§ GIVEN EXERCISE:
Return only the number of lines in the entries below that hold the word "title".
----- ENTRIES -----
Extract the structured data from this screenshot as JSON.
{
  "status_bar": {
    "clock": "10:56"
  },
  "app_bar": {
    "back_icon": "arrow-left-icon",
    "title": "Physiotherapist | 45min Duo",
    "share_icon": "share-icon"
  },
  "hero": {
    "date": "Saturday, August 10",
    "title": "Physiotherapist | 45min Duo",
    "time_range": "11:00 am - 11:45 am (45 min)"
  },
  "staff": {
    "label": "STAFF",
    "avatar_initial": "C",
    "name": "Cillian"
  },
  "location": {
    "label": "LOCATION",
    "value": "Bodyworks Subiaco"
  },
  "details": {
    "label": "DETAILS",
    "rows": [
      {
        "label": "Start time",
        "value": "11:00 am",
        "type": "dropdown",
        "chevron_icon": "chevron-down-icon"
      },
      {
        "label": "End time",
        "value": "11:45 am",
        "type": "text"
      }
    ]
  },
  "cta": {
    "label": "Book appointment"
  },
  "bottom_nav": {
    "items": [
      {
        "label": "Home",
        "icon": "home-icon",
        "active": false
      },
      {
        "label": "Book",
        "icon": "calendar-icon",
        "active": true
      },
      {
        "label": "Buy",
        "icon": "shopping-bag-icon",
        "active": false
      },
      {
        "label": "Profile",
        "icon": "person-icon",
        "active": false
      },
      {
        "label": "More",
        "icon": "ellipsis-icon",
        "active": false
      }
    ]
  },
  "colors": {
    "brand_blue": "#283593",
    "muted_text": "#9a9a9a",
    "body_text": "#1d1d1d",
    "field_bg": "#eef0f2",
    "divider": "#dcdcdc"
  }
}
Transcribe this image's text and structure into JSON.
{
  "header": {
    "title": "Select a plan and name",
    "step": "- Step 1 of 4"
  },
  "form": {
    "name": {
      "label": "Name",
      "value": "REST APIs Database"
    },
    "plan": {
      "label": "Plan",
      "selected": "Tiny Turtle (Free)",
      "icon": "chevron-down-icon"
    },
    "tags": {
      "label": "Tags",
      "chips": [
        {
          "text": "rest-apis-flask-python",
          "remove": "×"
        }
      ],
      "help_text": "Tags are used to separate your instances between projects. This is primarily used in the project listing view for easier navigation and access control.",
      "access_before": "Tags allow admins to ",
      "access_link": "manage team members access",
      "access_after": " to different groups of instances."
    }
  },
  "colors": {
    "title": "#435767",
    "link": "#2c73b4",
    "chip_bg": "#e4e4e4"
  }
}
-----
§ WRITTEN ANSWER:
4